Provided records:
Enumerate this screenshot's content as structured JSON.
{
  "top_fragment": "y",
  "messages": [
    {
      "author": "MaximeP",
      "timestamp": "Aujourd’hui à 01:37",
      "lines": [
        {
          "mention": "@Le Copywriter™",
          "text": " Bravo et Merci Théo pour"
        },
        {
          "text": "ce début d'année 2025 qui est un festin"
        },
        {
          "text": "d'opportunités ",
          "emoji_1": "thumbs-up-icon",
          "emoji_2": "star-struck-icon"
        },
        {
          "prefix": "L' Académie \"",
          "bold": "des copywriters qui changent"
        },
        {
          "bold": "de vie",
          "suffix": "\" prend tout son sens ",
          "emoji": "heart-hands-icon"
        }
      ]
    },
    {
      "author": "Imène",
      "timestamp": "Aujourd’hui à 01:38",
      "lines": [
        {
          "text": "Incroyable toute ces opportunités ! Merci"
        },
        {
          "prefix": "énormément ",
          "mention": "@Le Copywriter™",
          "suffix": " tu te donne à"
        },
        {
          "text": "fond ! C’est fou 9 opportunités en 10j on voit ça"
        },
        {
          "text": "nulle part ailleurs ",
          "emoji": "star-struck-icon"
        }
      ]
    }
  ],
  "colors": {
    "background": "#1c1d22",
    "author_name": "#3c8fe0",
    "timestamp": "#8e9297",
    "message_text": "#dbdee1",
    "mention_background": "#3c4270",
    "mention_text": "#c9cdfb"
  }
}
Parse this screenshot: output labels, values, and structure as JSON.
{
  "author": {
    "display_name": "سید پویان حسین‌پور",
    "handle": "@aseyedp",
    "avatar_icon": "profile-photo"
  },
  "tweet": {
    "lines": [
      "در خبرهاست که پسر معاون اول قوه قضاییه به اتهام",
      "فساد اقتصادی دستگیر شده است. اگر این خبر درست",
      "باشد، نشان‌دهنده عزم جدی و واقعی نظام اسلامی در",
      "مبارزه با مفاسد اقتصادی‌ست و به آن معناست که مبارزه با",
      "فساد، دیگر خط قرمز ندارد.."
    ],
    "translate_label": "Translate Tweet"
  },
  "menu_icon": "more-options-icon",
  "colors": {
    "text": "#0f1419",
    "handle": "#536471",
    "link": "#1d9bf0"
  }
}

Stated exercise: Of the lines in this listing, report how many contain the string "screenshot", and give the number only.

Exercise response: 2